[Dataset rows about figures]
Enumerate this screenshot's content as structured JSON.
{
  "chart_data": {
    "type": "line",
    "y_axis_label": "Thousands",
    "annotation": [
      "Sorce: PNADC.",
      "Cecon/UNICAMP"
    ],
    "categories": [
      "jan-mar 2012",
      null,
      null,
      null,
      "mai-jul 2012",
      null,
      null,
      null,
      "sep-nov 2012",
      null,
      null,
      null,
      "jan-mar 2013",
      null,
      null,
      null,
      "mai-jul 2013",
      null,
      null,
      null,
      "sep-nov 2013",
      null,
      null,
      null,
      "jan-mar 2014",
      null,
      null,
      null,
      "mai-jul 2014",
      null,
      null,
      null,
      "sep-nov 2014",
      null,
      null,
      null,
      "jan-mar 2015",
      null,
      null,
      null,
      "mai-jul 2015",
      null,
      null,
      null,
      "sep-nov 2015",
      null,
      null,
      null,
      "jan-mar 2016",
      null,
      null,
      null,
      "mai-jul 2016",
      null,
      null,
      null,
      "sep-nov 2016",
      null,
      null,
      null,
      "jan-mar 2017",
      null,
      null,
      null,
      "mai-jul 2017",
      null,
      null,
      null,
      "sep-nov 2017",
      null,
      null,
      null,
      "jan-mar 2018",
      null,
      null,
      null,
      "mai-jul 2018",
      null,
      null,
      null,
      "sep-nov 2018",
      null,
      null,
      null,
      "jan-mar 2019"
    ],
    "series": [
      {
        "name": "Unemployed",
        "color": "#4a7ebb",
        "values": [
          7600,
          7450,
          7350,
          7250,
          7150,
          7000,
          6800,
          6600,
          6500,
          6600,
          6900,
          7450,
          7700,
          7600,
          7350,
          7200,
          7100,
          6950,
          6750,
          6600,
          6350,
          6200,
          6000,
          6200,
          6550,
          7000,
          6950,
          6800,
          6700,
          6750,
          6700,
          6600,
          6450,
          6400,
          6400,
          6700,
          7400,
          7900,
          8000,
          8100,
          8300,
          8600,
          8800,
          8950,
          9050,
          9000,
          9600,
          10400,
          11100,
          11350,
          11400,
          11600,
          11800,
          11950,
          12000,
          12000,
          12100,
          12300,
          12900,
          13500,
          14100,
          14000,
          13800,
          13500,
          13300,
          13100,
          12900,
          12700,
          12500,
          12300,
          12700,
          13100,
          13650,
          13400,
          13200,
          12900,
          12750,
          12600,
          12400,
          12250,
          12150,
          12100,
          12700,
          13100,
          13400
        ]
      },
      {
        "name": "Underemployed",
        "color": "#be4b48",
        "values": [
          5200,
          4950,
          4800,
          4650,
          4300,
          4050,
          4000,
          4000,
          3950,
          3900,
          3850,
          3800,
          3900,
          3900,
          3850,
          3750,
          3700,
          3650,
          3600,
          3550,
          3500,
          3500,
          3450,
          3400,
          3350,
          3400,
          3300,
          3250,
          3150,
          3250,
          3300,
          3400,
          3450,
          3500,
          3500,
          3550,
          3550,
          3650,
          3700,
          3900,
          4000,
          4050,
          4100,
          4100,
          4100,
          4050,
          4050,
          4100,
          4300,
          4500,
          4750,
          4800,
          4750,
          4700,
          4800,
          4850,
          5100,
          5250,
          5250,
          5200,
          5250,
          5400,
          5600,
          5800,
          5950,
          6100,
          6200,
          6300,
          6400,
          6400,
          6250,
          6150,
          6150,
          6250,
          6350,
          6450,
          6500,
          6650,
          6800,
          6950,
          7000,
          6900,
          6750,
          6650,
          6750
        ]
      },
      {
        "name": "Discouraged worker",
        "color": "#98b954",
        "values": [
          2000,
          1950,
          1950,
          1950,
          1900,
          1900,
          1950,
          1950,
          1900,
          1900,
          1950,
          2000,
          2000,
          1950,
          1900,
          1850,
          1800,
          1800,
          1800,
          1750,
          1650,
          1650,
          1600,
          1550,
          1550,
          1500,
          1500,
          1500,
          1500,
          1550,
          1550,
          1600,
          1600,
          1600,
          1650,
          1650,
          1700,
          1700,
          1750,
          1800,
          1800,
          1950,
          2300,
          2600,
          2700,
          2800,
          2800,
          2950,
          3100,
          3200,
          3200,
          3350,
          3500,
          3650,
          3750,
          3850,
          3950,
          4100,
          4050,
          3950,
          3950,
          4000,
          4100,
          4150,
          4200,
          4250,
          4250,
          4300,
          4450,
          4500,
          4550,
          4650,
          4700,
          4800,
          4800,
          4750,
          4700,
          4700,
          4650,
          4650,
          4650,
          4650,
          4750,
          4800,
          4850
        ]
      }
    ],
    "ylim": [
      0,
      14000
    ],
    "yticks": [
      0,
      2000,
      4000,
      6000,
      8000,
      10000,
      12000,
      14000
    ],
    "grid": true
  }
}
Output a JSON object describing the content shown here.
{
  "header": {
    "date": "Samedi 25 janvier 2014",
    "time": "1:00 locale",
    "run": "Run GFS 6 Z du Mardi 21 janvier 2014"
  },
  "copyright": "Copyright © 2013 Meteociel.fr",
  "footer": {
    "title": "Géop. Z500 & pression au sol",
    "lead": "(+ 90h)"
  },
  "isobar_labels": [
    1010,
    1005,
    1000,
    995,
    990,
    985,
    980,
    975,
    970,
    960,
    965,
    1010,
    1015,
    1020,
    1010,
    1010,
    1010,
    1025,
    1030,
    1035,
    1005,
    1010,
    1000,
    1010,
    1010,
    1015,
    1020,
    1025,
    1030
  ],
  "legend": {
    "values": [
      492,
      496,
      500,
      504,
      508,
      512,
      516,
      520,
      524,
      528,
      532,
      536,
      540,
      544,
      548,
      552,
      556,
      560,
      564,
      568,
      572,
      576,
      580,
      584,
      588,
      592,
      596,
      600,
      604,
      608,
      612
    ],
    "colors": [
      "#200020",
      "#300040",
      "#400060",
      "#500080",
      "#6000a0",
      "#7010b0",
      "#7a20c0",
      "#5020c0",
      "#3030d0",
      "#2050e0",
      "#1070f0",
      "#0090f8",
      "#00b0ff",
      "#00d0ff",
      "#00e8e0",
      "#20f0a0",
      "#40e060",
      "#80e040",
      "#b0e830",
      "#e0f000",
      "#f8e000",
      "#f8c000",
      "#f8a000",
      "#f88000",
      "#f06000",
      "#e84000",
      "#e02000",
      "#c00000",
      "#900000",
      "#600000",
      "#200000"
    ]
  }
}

** The task **
Filter for "content". Return all lines that hold it.

** Problem solution **
Enumerate this screenshot's content as structured JSON.
Output a JSON object describing the content shown here.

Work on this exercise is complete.